§ **The problem**
Read the data and repeat it in full, exactly.

>>>>

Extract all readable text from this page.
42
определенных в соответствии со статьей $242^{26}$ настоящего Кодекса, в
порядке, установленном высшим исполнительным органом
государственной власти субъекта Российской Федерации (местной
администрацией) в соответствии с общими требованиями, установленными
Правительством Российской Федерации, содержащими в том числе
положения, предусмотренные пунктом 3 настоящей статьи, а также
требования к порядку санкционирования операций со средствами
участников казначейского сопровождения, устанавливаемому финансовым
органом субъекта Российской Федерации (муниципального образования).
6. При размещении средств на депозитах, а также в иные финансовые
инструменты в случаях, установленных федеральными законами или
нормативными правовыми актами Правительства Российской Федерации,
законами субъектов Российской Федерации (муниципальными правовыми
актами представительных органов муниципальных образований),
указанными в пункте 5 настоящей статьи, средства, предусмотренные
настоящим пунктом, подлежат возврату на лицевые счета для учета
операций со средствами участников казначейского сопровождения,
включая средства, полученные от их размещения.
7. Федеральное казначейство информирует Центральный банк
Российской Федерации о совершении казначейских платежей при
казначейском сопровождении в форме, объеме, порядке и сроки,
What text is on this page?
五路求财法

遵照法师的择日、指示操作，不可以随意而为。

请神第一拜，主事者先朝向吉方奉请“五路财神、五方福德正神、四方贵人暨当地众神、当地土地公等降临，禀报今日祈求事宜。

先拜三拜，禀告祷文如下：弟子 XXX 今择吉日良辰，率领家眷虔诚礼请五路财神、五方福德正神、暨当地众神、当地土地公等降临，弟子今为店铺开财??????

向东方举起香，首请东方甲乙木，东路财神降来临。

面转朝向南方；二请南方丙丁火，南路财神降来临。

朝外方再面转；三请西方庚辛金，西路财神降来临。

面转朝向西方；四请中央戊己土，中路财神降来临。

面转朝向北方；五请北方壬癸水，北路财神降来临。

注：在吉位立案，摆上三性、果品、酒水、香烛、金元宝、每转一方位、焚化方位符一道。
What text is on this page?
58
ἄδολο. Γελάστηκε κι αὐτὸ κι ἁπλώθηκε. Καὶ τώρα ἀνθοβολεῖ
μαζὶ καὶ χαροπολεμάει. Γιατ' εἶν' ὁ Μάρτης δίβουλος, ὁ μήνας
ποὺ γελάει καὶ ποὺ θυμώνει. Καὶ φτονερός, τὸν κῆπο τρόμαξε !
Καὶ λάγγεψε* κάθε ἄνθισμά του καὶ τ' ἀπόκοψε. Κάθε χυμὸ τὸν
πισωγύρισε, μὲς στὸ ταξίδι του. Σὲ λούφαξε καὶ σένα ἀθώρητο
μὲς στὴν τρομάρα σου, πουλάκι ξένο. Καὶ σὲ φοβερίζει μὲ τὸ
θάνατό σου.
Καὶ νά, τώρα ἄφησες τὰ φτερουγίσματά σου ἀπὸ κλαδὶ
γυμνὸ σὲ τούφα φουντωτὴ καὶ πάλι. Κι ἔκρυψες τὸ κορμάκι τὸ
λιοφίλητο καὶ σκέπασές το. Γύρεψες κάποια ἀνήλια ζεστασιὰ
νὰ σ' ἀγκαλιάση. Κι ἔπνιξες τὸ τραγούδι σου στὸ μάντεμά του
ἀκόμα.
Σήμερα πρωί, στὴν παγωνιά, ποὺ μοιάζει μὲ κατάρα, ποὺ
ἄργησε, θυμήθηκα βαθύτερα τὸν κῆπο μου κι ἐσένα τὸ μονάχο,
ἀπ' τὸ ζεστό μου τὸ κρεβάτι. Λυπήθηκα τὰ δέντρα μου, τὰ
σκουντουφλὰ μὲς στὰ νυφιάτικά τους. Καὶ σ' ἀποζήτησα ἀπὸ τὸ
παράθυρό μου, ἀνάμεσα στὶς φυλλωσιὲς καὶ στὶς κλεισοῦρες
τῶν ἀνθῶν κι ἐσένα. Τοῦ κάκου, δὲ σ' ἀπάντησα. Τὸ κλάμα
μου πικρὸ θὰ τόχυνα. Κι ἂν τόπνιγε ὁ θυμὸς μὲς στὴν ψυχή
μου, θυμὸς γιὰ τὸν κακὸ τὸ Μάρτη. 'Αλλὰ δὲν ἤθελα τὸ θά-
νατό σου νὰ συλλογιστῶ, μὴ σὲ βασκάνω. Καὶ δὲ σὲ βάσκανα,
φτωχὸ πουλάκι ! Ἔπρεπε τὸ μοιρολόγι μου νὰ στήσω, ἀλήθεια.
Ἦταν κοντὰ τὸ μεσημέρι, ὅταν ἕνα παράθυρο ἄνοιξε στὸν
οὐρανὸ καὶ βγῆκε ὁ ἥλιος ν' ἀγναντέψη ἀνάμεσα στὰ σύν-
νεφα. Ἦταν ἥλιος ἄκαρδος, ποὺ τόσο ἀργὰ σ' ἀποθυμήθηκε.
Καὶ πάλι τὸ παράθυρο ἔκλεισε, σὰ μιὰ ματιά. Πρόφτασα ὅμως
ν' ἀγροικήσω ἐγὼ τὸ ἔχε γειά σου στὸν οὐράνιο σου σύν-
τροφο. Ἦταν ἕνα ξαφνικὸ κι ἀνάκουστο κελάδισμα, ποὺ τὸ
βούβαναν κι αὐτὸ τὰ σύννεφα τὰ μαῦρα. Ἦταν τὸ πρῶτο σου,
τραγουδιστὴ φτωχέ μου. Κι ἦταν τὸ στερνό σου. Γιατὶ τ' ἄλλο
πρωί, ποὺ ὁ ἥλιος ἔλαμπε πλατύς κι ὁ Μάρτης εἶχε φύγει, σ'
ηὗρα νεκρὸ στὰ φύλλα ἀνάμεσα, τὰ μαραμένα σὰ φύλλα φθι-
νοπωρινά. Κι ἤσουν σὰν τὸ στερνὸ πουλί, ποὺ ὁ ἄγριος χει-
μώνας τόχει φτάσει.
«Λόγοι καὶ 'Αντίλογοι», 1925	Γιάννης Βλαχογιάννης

<<<<

§ **Response to the task**
Extract all readable text from this page.
42
определенных в соответствии со статьей $242^{26}$ настоящего Кодекса, в
порядке, установленном высшим исполнительным органом
государственной власти субъекта Российской Федерации (местной
администрацией) в соответствии с общими требованиями, установленными
Правительством Российской Федерации, содержащими в том числе
положения, предусмотренные пунктом 3 настоящей статьи, а также
требования к порядку санкционирования операций со средствами
участников казначейского сопровождения, устанавливаемому финансовым
органом субъекта Российской Федерации (муниципального образования).
6. При размещении средств на депозитах, а также в иные финансовые
инструменты в случаях, установленных федеральными законами или
нормативными правовыми актами Правительства Российской Федерации,
законами субъектов Российской Федерации (муниципальными правовыми
актами представительных органов муниципальных образований),
указанными в пункте 5 настоящей статьи, средства, предусмотренные
настоящим пунктом, подлежат возврату на лицевые счета для учета
операций со средствами участников казначейского сопровождения,
включая средства, полученные от их размещения.
7. Федеральное казначейство информирует Центральный банк
Российской Федерации о совершении казначейских платежей при
казначейском сопровождении в форме, объеме, порядке и сроки,
What text is on this page?
五路求财法

遵照法师的择日、指示操作，不可以随意而为。

请神第一拜，主事者先朝向吉方奉请“五路财神、五方福德正神、四方贵人暨当地众神、当地土地公等降临，禀报今日祈求事宜。

先拜三拜，禀告祷文如下：弟子 XXX 今择吉日良辰，率领家眷虔诚礼请五路财神、五方福德正神、暨当地众神、当地土地公等降临，弟子今为店铺开财??????

向东方举起香，首请东方甲乙木，东路财神降来临。

面转朝向南方；二请南方丙丁火，南路财神降来临。

朝外方再面转；三请西方庚辛金，西路财神降来临。

面转朝向西方；四请中央戊己土，中路财神降来临。

面转朝向北方；五请北方壬癸水，北路财神降来临。

注：在吉位立案，摆上三性、果品、酒水、香烛、金元宝、每转一方位、焚化方位符一道。
What text is on this page?
58
ἄδολο. Γελάστηκε κι αὐτὸ κι ἁπλώθηκε. Καὶ τώρα ἀνθοβολεῖ
μαζὶ καὶ χαροπολεμάει. Γιατ' εἶν' ὁ Μάρτης δίβουλος, ὁ μήνας
ποὺ γελάει καὶ ποὺ θυμώνει. Καὶ φτονερός, τὸν κῆπο τρόμαξε !
Καὶ λάγγεψε* κάθε ἄνθισμά του καὶ τ' ἀπόκοψε. Κάθε χυμὸ τὸν
πισωγύρισε, μὲς στὸ ταξίδι του. Σὲ λούφαξε καὶ σένα ἀθώρητο
μὲς στὴν τρομάρα σου, πουλάκι ξένο. Καὶ σὲ φοβερίζει μὲ τὸ
θάνατό σου.
Καὶ νά, τώρα ἄφησες τὰ φτερουγίσματά σου ἀπὸ κλαδὶ
γυμνὸ σὲ τούφα φουντωτὴ καὶ πάλι. Κι ἔκρυψες τὸ κορμάκι τὸ
λιοφίλητο καὶ σκέπασές το. Γύρεψες κάποια ἀνήλια ζεστασιὰ
νὰ σ' ἀγκαλιάση. Κι ἔπνιξες τὸ τραγούδι σου στὸ μάντεμά του
ἀκόμα.
Σήμερα πρωί, στὴν παγωνιά, ποὺ μοιάζει μὲ κατάρα, ποὺ
ἄργησε, θυμήθηκα βαθύτερα τὸν κῆπο μου κι ἐσένα τὸ μονάχο,
ἀπ' τὸ ζεστό μου τὸ κρεβάτι. Λυπήθηκα τὰ δέντρα μου, τὰ
σκουντουφλὰ μὲς στὰ νυφιάτικά τους. Καὶ σ' ἀποζήτησα ἀπὸ τὸ
παράθυρό μου, ἀνάμεσα στὶς φυλλωσιὲς καὶ στὶς κλεισοῦρες
τῶν ἀνθῶν κι ἐσένα. Τοῦ κάκου, δὲ σ' ἀπάντησα. Τὸ κλάμα
μου πικρὸ θὰ τόχυνα. Κι ἂν τόπνιγε ὁ θυμὸς μὲς στὴν ψυχή
μου, θυμὸς γιὰ τὸν κακὸ τὸ Μάρτη. 'Αλλὰ δὲν ἤθελα τὸ θά-
νατό σου νὰ συλλογιστῶ, μὴ σὲ βασκάνω. Καὶ δὲ σὲ βάσκανα,
φτωχὸ πουλάκι ! Ἔπρεπε τὸ μοιρολόγι μου νὰ στήσω, ἀλήθεια.
Ἦταν κοντὰ τὸ μεσημέρι, ὅταν ἕνα παράθυρο ἄνοιξε στὸν
οὐρανὸ καὶ βγῆκε ὁ ἥλιος ν' ἀγναντέψη ἀνάμεσα στὰ σύν-
νεφα. Ἦταν ἥλιος ἄκαρδος, ποὺ τόσο ἀργὰ σ' ἀποθυμήθηκε.
Καὶ πάλι τὸ παράθυρο ἔκλεισε, σὰ μιὰ ματιά. Πρόφτασα ὅμως
ν' ἀγροικήσω ἐγὼ τὸ ἔχε γειά σου στὸν οὐράνιο σου σύν-
τροφο. Ἦταν ἕνα ξαφνικὸ κι ἀνάκουστο κελάδισμα, ποὺ τὸ
βούβαναν κι αὐτὸ τὰ σύννεφα τὰ μαῦρα. Ἦταν τὸ πρῶτο σου,
τραγουδιστὴ φτωχέ μου. Κι ἦταν τὸ στερνό σου. Γιατὶ τ' ἄλλο
πρωί, ποὺ ὁ ἥλιος ἔλαμπε πλατύς κι ὁ Μάρτης εἶχε φύγει, σ'
ηὗρα νεκρὸ στὰ φύλλα ἀνάμεσα, τὰ μαραμένα σὰ φύλλα φθι-
νοπωρινά. Κι ἤσουν σὰν τὸ στερνὸ πουλί, ποὺ ὁ ἄγριος χει-
μώνας τόχει φτάσει.
«Λόγοι καὶ 'Αντίλογοι», 1925	Γιάννης Βλαχογιάννης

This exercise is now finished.